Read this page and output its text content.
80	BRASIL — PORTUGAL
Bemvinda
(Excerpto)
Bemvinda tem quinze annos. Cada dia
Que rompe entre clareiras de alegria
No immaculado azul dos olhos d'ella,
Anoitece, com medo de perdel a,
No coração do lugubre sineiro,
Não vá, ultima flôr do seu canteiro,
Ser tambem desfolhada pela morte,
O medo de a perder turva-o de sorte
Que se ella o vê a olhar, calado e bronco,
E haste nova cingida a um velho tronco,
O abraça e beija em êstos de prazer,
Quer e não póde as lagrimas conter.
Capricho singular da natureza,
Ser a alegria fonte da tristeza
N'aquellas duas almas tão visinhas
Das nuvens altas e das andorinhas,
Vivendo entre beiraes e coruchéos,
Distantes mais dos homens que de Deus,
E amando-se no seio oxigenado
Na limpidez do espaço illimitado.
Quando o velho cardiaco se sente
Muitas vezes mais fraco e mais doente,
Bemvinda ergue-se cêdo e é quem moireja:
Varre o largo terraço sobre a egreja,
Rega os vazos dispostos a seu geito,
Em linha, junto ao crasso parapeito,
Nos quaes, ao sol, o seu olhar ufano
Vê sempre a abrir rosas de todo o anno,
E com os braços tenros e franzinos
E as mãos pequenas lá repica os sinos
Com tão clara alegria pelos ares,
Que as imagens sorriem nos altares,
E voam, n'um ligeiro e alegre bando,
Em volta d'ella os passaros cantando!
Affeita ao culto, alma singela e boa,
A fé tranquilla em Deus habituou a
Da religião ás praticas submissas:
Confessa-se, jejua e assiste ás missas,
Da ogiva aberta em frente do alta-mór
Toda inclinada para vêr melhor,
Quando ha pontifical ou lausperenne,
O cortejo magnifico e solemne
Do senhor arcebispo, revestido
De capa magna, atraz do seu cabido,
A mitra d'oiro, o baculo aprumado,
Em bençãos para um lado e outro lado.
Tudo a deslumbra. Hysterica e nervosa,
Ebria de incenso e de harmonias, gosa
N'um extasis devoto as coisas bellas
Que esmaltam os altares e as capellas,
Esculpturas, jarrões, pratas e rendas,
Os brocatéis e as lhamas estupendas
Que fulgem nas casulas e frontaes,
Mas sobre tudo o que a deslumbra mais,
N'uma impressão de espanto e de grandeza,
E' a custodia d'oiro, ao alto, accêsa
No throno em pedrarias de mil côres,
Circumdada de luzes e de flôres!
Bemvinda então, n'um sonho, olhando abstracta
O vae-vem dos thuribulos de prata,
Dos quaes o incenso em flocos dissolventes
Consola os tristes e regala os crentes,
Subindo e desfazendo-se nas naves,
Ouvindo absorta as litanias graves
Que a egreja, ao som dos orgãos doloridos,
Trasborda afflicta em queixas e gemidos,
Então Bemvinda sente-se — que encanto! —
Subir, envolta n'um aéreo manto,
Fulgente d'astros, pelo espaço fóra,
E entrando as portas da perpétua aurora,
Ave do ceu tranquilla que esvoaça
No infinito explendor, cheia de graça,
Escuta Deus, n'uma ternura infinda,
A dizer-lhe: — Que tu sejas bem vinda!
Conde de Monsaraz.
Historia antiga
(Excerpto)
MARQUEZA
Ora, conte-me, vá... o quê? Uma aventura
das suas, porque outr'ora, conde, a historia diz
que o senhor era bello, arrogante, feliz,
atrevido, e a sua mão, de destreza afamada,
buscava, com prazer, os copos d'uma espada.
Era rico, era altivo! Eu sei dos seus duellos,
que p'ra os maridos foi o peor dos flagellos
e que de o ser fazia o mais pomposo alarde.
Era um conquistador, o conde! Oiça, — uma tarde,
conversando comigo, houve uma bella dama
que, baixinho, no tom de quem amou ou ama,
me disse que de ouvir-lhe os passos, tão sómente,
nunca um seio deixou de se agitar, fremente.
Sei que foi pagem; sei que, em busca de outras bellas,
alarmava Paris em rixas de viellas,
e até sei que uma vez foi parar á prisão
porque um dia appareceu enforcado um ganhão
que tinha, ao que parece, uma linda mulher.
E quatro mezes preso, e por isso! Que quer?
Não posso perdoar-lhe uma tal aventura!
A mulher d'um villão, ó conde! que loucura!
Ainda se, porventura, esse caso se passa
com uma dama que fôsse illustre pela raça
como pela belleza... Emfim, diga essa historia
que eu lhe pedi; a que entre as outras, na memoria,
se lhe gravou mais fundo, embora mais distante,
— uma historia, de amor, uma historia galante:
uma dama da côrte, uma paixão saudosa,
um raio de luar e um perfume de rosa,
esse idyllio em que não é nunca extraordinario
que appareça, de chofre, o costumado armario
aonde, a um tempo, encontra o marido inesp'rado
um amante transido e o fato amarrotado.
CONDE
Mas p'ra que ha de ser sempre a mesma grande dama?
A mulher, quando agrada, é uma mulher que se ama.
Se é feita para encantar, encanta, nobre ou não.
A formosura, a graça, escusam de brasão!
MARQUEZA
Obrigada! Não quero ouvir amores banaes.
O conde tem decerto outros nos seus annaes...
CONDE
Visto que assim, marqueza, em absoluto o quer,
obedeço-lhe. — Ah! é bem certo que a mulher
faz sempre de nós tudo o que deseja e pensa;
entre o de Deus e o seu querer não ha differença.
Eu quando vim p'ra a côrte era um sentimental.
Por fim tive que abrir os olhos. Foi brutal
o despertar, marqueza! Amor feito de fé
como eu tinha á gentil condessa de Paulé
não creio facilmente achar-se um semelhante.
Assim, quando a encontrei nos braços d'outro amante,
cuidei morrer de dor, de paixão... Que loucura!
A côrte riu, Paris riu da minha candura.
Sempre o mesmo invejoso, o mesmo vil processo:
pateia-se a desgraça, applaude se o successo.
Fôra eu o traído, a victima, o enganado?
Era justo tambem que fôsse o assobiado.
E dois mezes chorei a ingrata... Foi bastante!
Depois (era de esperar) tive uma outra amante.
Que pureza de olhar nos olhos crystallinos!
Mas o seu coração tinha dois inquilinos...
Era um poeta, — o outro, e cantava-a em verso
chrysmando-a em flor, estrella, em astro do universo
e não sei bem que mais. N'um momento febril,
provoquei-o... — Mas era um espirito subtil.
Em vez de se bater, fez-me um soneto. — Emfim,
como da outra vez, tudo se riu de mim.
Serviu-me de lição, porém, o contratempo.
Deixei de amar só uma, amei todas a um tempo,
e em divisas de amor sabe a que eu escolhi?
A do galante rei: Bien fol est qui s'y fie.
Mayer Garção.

+ + + + +

WORK TO DO: Write out the complete set of records exactly as given.

SOLVED PROBLEM:
Read this page and output its text content.
80	BRASIL — PORTUGAL
Bemvinda
(Excerpto)
Bemvinda tem quinze annos. Cada dia
Que rompe entre clareiras de alegria
No immaculado azul dos olhos d'ella,
Anoitece, com medo de perdel a,
No coração do lugubre sineiro,
Não vá, ultima flôr do seu canteiro,
Ser tambem desfolhada pela morte,
O medo de a perder turva-o de sorte
Que se ella o vê a olhar, calado e bronco,
E haste nova cingida a um velho tronco,
O abraça e beija em êstos de prazer,
Quer e não póde as lagrimas conter.
Capricho singular da natureza,
Ser a alegria fonte da tristeza
N'aquellas duas almas tão visinhas
Das nuvens altas e das andorinhas,
Vivendo entre beiraes e coruchéos,
Distantes mais dos homens que de Deus,
E amando-se no seio oxigenado
Na limpidez do espaço illimitado.
Quando o velho cardiaco se sente
Muitas vezes mais fraco e mais doente,
Bemvinda ergue-se cêdo e é quem moireja:
Varre o largo terraço sobre a egreja,
Rega os vazos dispostos a seu geito,
Em linha, junto ao crasso parapeito,
Nos quaes, ao sol, o seu olhar ufano
Vê sempre a abrir rosas de todo o anno,
E com os braços tenros e franzinos
E as mãos pequenas lá repica os sinos
Com tão clara alegria pelos ares,
Que as imagens sorriem nos altares,
E voam, n'um ligeiro e alegre bando,
Em volta d'ella os passaros cantando!
Affeita ao culto, alma singela e boa,
A fé tranquilla em Deus habituou a
Da religião ás praticas submissas:
Confessa-se, jejua e assiste ás missas,
Da ogiva aberta em frente do alta-mór
Toda inclinada para vêr melhor,
Quando ha pontifical ou lausperenne,
O cortejo magnifico e solemne
Do senhor arcebispo, revestido
De capa magna, atraz do seu cabido,
A mitra d'oiro, o baculo aprumado,
Em bençãos para um lado e outro lado.
Tudo a deslumbra. Hysterica e nervosa,
Ebria de incenso e de harmonias, gosa
N'um extasis devoto as coisas bellas
Que esmaltam os altares e as capellas,
Esculpturas, jarrões, pratas e rendas,
Os brocatéis e as lhamas estupendas
Que fulgem nas casulas e frontaes,
Mas sobre tudo o que a deslumbra mais,
N'uma impressão de espanto e de grandeza,
E' a custodia d'oiro, ao alto, accêsa
No throno em pedrarias de mil côres,
Circumdada de luzes e de flôres!
Bemvinda então, n'um sonho, olhando abstracta
O vae-vem dos thuribulos de prata,
Dos quaes o incenso em flocos dissolventes
Consola os tristes e regala os crentes,
Subindo e desfazendo-se nas naves,
Ouvindo absorta as litanias graves
Que a egreja, ao som dos orgãos doloridos,
Trasborda afflicta em queixas e gemidos,
Então Bemvinda sente-se — que encanto! —
Subir, envolta n'um aéreo manto,
Fulgente d'astros, pelo espaço fóra,
E entrando as portas da perpétua aurora,
Ave do ceu tranquilla que esvoaça
No infinito explendor, cheia de graça,
Escuta Deus, n'uma ternura infinda,
A dizer-lhe: — Que tu sejas bem vinda!
Conde de Monsaraz.
Historia antiga
(Excerpto)
MARQUEZA
Ora, conte-me, vá... o quê? Uma aventura
das suas, porque outr'ora, conde, a historia diz
que o senhor era bello, arrogante, feliz,
atrevido, e a sua mão, de destreza afamada,
buscava, com prazer, os copos d'uma espada.
Era rico, era altivo! Eu sei dos seus duellos,
que p'ra os maridos foi o peor dos flagellos
e que de o ser fazia o mais pomposo alarde.
Era um conquistador, o conde! Oiça, — uma tarde,
conversando comigo, houve uma bella dama
que, baixinho, no tom de quem amou ou ama,
me disse que de ouvir-lhe os passos, tão sómente,
nunca um seio deixou de se agitar, fremente.
Sei que foi pagem; sei que, em busca de outras bellas,
alarmava Paris em rixas de viellas,
e até sei que uma vez foi parar á prisão
porque um dia appareceu enforcado um ganhão
que tinha, ao que parece, uma linda mulher.
E quatro mezes preso, e por isso! Que quer?
Não posso perdoar-lhe uma tal aventura!
A mulher d'um villão, ó conde! que loucura!
Ainda se, porventura, esse caso se passa
com uma dama que fôsse illustre pela raça
como pela belleza... Emfim, diga essa historia
que eu lhe pedi; a que entre as outras, na memoria,
se lhe gravou mais fundo, embora mais distante,
— uma historia, de amor, uma historia galante:
uma dama da côrte, uma paixão saudosa,
um raio de luar e um perfume de rosa,
esse idyllio em que não é nunca extraordinario
que appareça, de chofre, o costumado armario
aonde, a um tempo, encontra o marido inesp'rado
um amante transido e o fato amarrotado.
CONDE
Mas p'ra que ha de ser sempre a mesma grande dama?
A mulher, quando agrada, é uma mulher que se ama.
Se é feita para encantar, encanta, nobre ou não.
A formosura, a graça, escusam de brasão!
MARQUEZA
Obrigada! Não quero ouvir amores banaes.
O conde tem decerto outros nos seus annaes...
CONDE
Visto que assim, marqueza, em absoluto o quer,
obedeço-lhe. — Ah! é bem certo que a mulher
faz sempre de nós tudo o que deseja e pensa;
entre o de Deus e o seu querer não ha differença.
Eu quando vim p'ra a côrte era um sentimental.
Por fim tive que abrir os olhos. Foi brutal
o despertar, marqueza! Amor feito de fé
como eu tinha á gentil condessa de Paulé
não creio facilmente achar-se um semelhante.
Assim, quando a encontrei nos braços d'outro amante,
cuidei morrer de dor, de paixão... Que loucura!
A côrte riu, Paris riu da minha candura.
Sempre o mesmo invejoso, o mesmo vil processo:
pateia-se a desgraça, applaude se o successo.
Fôra eu o traído, a victima, o enganado?
Era justo tambem que fôsse o assobiado.
E dois mezes chorei a ingrata... Foi bastante!
Depois (era de esperar) tive uma outra amante.
Que pureza de olhar nos olhos crystallinos!
Mas o seu coração tinha dois inquilinos...
Era um poeta, — o outro, e cantava-a em verso
chrysmando-a em flor, estrella, em astro do universo
e não sei bem que mais. N'um momento febril,
provoquei-o... — Mas era um espirito subtil.
Em vez de se bater, fez-me um soneto. — Emfim,
como da outra vez, tudo se riu de mim.
Serviu-me de lição, porém, o contratempo.
Deixei de amar só uma, amei todas a um tempo,
e em divisas de amor sabe a que eu escolhi?
A do galante rei: Bien fol est qui s'y fie.
Mayer Garção.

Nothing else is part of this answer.